**Your objective**: Transcribe the entries that follow exactly as they appear, minus pictures.

**Given entries**:

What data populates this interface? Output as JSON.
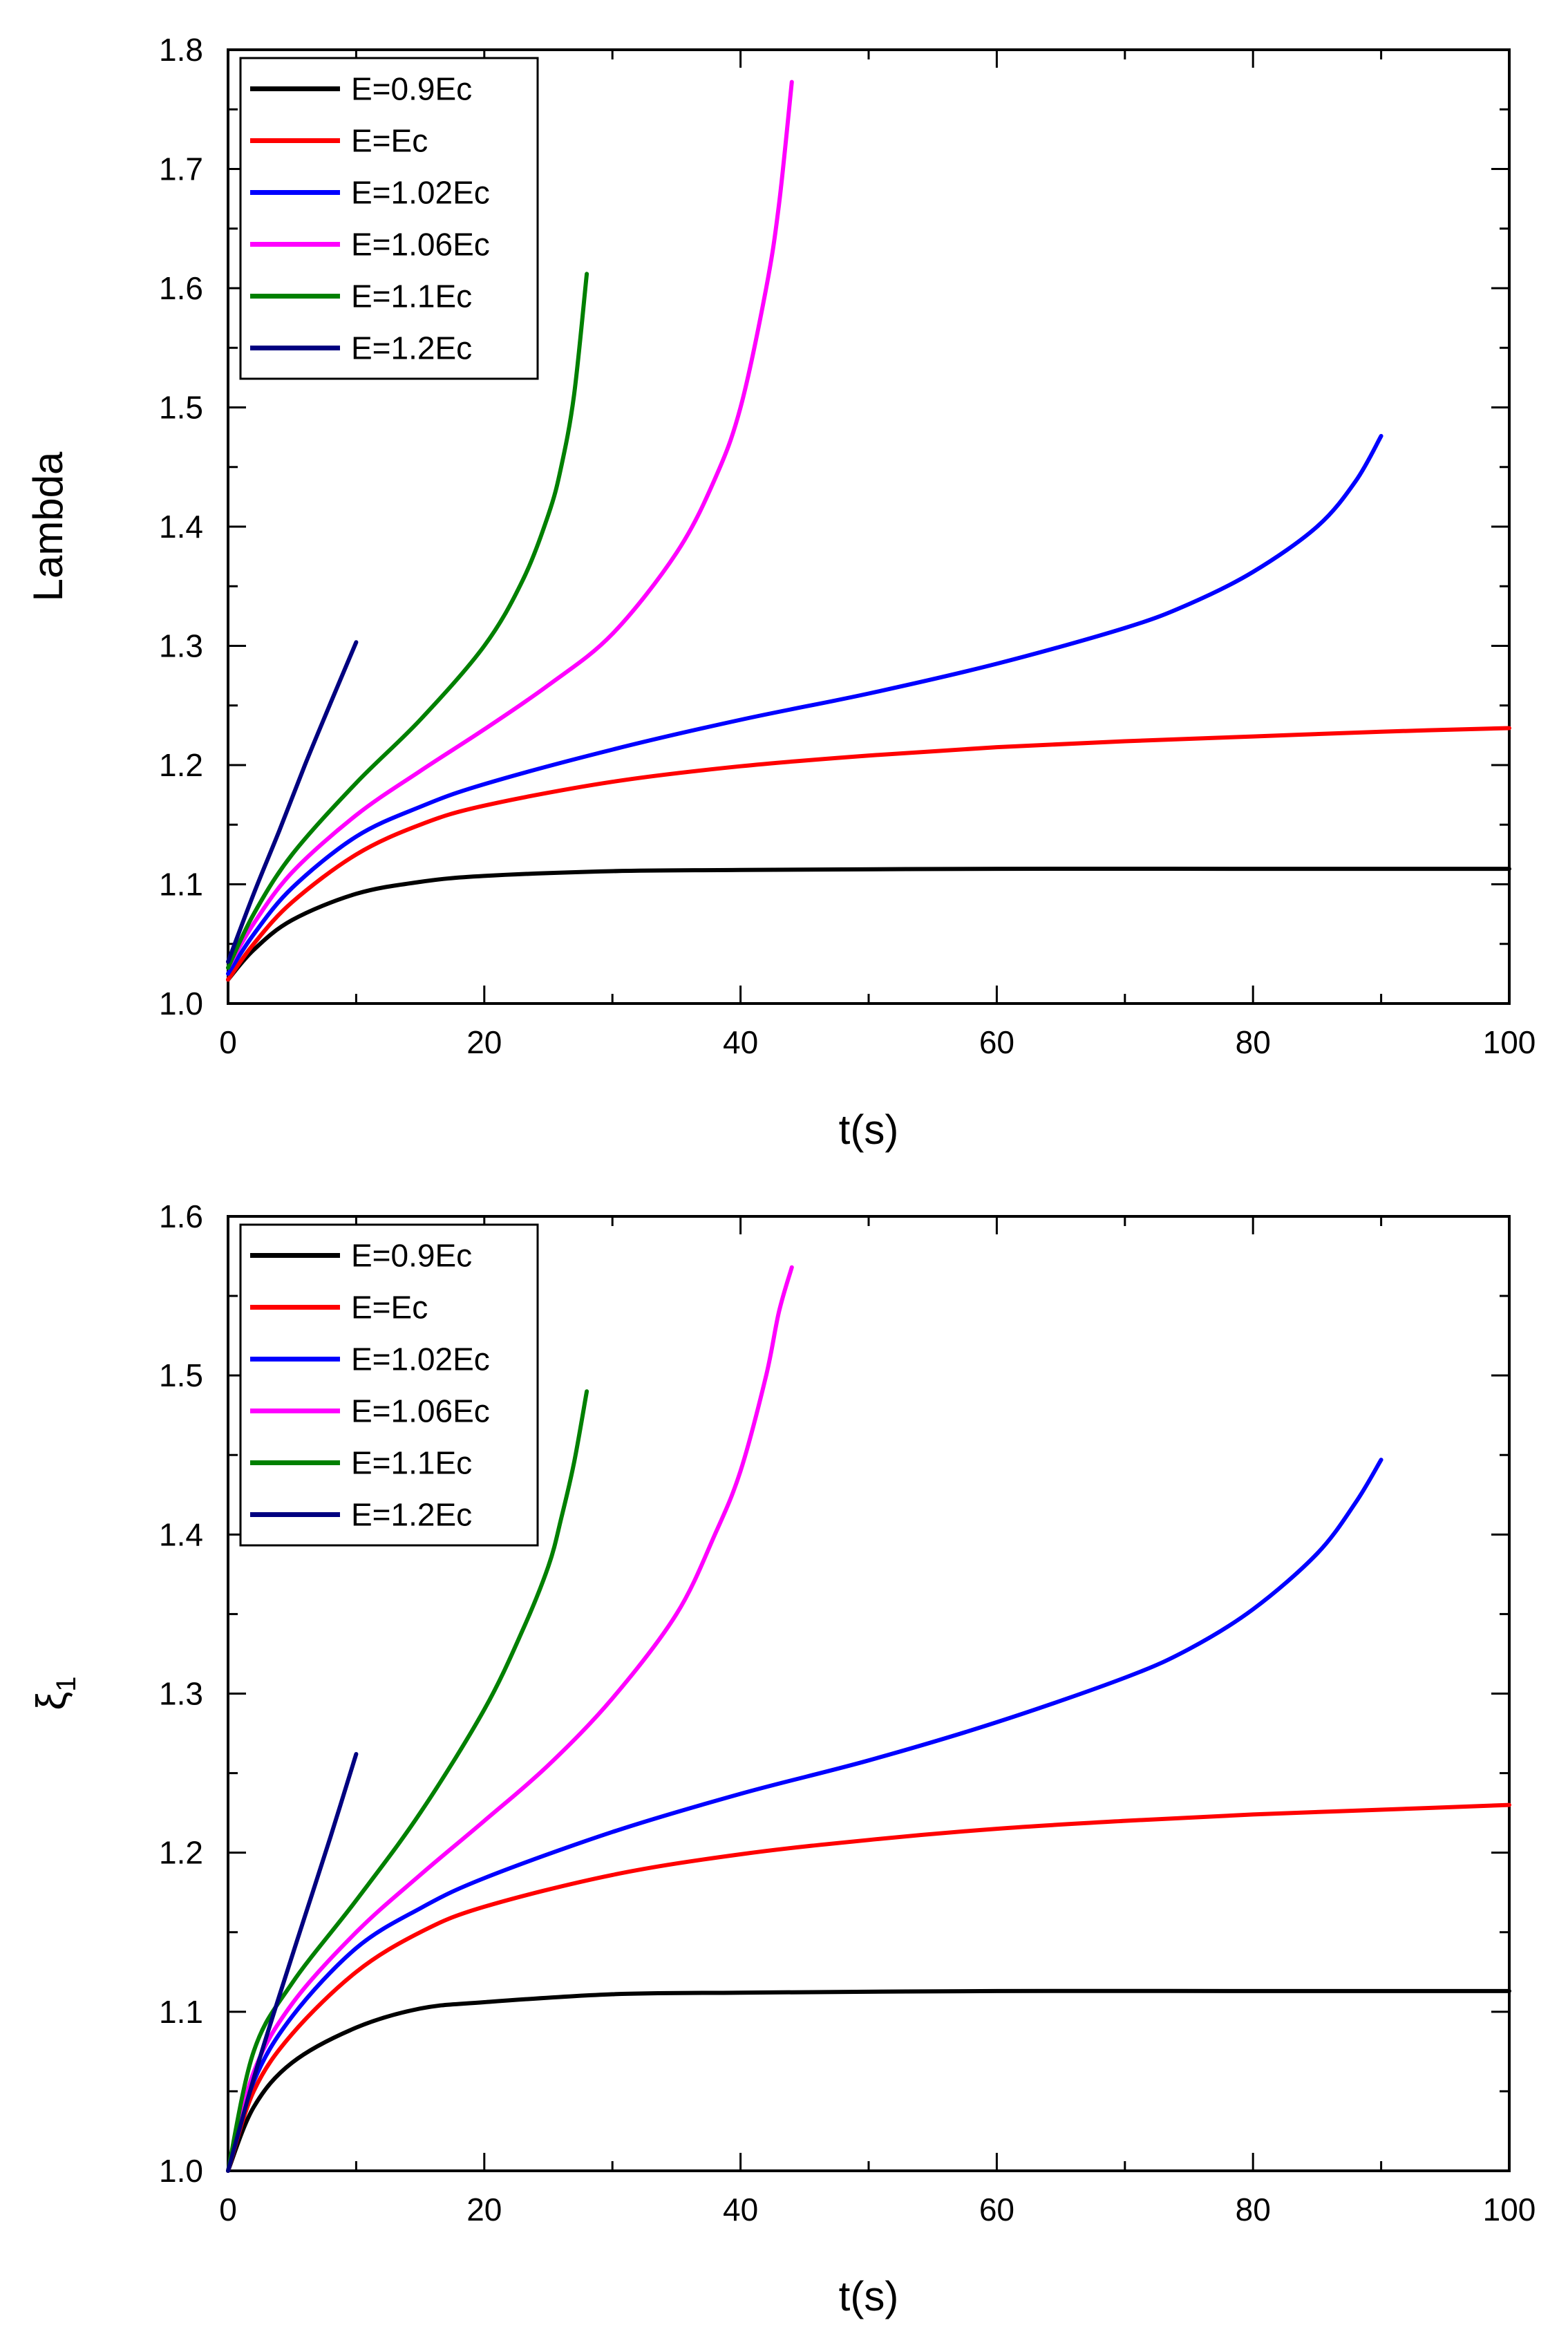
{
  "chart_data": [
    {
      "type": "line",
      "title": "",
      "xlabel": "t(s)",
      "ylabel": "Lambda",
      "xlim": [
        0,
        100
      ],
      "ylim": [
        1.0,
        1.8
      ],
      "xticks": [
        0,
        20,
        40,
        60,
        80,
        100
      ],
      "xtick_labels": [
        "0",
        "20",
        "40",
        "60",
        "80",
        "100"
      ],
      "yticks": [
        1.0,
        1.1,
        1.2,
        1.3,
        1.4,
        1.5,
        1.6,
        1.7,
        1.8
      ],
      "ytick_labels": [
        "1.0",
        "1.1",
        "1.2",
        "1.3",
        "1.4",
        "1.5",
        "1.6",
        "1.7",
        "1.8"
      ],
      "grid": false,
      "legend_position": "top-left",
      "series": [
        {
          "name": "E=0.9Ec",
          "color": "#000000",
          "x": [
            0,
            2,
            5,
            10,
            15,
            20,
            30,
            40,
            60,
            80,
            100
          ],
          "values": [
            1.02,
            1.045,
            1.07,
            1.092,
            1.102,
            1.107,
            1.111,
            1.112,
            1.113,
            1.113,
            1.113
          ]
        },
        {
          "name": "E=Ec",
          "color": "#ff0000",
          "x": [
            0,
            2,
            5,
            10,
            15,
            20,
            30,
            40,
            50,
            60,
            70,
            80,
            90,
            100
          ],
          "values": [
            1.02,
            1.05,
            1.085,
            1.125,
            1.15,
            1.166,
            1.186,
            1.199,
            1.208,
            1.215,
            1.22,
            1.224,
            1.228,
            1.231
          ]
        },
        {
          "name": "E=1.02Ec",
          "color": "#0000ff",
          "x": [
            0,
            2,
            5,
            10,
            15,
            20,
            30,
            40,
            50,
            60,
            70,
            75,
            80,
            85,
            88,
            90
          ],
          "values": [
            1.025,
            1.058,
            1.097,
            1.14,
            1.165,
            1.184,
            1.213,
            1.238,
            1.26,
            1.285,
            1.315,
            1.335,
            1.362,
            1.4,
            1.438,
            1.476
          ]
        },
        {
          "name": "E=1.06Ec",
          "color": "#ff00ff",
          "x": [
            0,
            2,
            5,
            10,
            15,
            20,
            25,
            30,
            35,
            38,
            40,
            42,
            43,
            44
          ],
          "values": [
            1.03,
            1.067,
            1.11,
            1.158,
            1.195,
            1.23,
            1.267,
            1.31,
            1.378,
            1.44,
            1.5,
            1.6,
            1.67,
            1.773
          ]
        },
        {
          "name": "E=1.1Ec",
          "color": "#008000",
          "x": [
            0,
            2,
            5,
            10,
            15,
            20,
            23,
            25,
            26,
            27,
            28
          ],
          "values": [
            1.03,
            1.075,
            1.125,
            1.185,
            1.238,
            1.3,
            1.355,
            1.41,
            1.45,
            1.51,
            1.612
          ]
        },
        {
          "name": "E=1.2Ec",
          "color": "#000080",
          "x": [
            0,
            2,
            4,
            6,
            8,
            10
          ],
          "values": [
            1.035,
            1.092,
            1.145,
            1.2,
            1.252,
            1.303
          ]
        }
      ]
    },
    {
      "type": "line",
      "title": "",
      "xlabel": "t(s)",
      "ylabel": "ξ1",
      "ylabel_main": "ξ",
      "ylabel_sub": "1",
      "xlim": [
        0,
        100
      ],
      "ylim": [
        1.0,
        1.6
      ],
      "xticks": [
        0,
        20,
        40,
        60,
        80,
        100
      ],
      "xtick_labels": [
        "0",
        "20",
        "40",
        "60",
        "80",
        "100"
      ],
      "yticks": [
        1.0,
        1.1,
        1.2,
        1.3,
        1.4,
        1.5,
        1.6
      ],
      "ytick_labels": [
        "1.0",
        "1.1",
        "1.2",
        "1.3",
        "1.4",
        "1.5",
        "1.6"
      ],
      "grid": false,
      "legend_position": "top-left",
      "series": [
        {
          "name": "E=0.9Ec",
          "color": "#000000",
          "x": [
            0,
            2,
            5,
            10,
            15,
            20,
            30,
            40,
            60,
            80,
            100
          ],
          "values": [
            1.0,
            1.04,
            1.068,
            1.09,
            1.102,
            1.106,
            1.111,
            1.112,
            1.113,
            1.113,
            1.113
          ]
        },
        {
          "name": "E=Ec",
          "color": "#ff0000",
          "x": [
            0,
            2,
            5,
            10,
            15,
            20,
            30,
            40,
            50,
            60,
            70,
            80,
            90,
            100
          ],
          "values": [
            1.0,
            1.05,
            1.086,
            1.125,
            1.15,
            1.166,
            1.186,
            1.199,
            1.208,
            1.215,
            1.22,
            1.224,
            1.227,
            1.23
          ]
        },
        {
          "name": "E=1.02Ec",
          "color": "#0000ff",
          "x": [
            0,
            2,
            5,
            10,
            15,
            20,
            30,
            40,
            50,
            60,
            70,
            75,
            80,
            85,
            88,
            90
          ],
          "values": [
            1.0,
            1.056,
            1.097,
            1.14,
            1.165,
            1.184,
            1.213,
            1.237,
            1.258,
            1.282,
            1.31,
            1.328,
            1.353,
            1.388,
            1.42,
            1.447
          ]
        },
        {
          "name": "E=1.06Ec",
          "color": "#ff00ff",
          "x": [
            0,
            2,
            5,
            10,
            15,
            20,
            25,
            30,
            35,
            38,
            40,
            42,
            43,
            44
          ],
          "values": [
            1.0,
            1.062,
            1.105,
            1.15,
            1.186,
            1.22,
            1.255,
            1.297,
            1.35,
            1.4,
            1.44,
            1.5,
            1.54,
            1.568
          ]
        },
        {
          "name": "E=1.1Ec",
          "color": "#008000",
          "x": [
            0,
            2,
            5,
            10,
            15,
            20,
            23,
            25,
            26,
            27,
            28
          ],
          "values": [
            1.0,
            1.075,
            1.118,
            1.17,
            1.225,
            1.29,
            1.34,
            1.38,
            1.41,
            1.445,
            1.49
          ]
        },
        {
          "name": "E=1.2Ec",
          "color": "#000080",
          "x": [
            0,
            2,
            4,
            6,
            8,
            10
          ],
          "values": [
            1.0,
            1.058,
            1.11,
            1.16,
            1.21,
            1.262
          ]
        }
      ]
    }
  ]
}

**Response below**:
What data populates this interface? Output as JSON.
{
  "chart_data": [
    {
      "type": "line",
      "title": "",
      "xlabel": "t(s)",
      "ylabel": "Lambda",
      "xlim": [
        0,
        100
      ],
      "ylim": [
        1.0,
        1.8
      ],
      "xticks": [
        0,
        20,
        40,
        60,
        80,
        100
      ],
      "xtick_labels": [
        "0",
        "20",
        "40",
        "60",
        "80",
        "100"
      ],
      "yticks": [
        1.0,
        1.1,
        1.2,
        1.3,
        1.4,
        1.5,
        1.6,
        1.7,
        1.8
      ],
      "ytick_labels": [
        "1.0",
        "1.1",
        "1.2",
        "1.3",
        "1.4",
        "1.5",
        "1.6",
        "1.7",
        "1.8"
      ],
      "grid": false,
      "legend_position": "top-left",
      "series": [
        {
          "name": "E=0.9Ec",
          "color": "#000000",
          "x": [
            0,
            2,
            5,
            10,
            15,
            20,
            30,
            40,
            60,
            80,
            100
          ],
          "values": [
            1.02,
            1.045,
            1.07,
            1.092,
            1.102,
            1.107,
            1.111,
            1.112,
            1.113,
            1.113,
            1.113
          ]
        },
        {
          "name": "E=Ec",
          "color": "#ff0000",
          "x": [
            0,
            2,
            5,
            10,
            15,
            20,
            30,
            40,
            50,
            60,
            70,
            80,
            90,
            100
          ],
          "values": [
            1.02,
            1.05,
            1.085,
            1.125,
            1.15,
            1.166,
            1.186,
            1.199,
            1.208,
            1.215,
            1.22,
            1.224,
            1.228,
            1.231
          ]
        },
        {
          "name": "E=1.02Ec",
          "color": "#0000ff",
          "x": [
            0,
            2,
            5,
            10,
            15,
            20,
            30,
            40,
            50,
            60,
            70,
            75,
            80,
            85,
            88,
            90
          ],
          "values": [
            1.025,
            1.058,
            1.097,
            1.14,
            1.165,
            1.184,
            1.213,
            1.238,
            1.26,
            1.285,
            1.315,
            1.335,
            1.362,
            1.4,
            1.438,
            1.476
          ]
        },
        {
          "name": "E=1.06Ec",
          "color": "#ff00ff",
          "x": [
            0,
            2,
            5,
            10,
            15,
            20,
            25,
            30,
            35,
            38,
            40,
            42,
            43,
            44
          ],
          "values": [
            1.03,
            1.067,
            1.11,
            1.158,
            1.195,
            1.23,
            1.267,
            1.31,
            1.378,
            1.44,
            1.5,
            1.6,
            1.67,
            1.773
          ]
        },
        {
          "name": "E=1.1Ec",
          "color": "#008000",
          "x": [
            0,
            2,
            5,
            10,
            15,
            20,
            23,
            25,
            26,
            27,
            28
          ],
          "values": [
            1.03,
            1.075,
            1.125,
            1.185,
            1.238,
            1.3,
            1.355,
            1.41,
            1.45,
            1.51,
            1.612
          ]
        },
        {
          "name": "E=1.2Ec",
          "color": "#000080",
          "x": [
            0,
            2,
            4,
            6,
            8,
            10
          ],
          "values": [
            1.035,
            1.092,
            1.145,
            1.2,
            1.252,
            1.303
          ]
        }
      ]
    },
    {
      "type": "line",
      "title": "",
      "xlabel": "t(s)",
      "ylabel": "ξ1",
      "ylabel_main": "ξ",
      "ylabel_sub": "1",
      "xlim": [
        0,
        100
      ],
      "ylim": [
        1.0,
        1.6
      ],
      "xticks": [
        0,
        20,
        40,
        60,
        80,
        100
      ],
      "xtick_labels": [
        "0",
        "20",
        "40",
        "60",
        "80",
        "100"
      ],
      "yticks": [
        1.0,
        1.1,
        1.2,
        1.3,
        1.4,
        1.5,
        1.6
      ],
      "ytick_labels": [
        "1.0",
        "1.1",
        "1.2",
        "1.3",
        "1.4",
        "1.5",
        "1.6"
      ],
      "grid": false,
      "legend_position": "top-left",
      "series": [
        {
          "name": "E=0.9Ec",
          "color": "#000000",
          "x": [
            0,
            2,
            5,
            10,
            15,
            20,
            30,
            40,
            60,
            80,
            100
          ],
          "values": [
            1.0,
            1.04,
            1.068,
            1.09,
            1.102,
            1.106,
            1.111,
            1.112,
            1.113,
            1.113,
            1.113
          ]
        },
        {
          "name": "E=Ec",
          "color": "#ff0000",
          "x": [
            0,
            2,
            5,
            10,
            15,
            20,
            30,
            40,
            50,
            60,
            70,
            80,
            90,
            100
          ],
          "values": [
            1.0,
            1.05,
            1.086,
            1.125,
            1.15,
            1.166,
            1.186,
            1.199,
            1.208,
            1.215,
            1.22,
            1.224,
            1.227,
            1.23
          ]
        },
        {
          "name": "E=1.02Ec",
          "color": "#0000ff",
          "x": [
            0,
            2,
            5,
            10,
            15,
            20,
            30,
            40,
            50,
            60,
            70,
            75,
            80,
            85,
            88,
            90
          ],
          "values": [
            1.0,
            1.056,
            1.097,
            1.14,
            1.165,
            1.184,
            1.213,
            1.237,
            1.258,
            1.282,
            1.31,
            1.328,
            1.353,
            1.388,
            1.42,
            1.447
          ]
        },
        {
          "name": "E=1.06Ec",
          "color": "#ff00ff",
          "x": [
            0,
            2,
            5,
            10,
            15,
            20,
            25,
            30,
            35,
            38,
            40,
            42,
            43,
            44
          ],
          "values": [
            1.0,
            1.062,
            1.105,
            1.15,
            1.186,
            1.22,
            1.255,
            1.297,
            1.35,
            1.4,
            1.44,
            1.5,
            1.54,
            1.568
          ]
        },
        {
          "name": "E=1.1Ec",
          "color": "#008000",
          "x": [
            0,
            2,
            5,
            10,
            15,
            20,
            23,
            25,
            26,
            27,
            28
          ],
          "values": [
            1.0,
            1.075,
            1.118,
            1.17,
            1.225,
            1.29,
            1.34,
            1.38,
            1.41,
            1.445,
            1.49
          ]
        },
        {
          "name": "E=1.2Ec",
          "color": "#000080",
          "x": [
            0,
            2,
            4,
            6,
            8,
            10
          ],
          "values": [
            1.0,
            1.058,
            1.11,
            1.16,
            1.21,
            1.262
          ]
        }
      ]
    }
  ]
}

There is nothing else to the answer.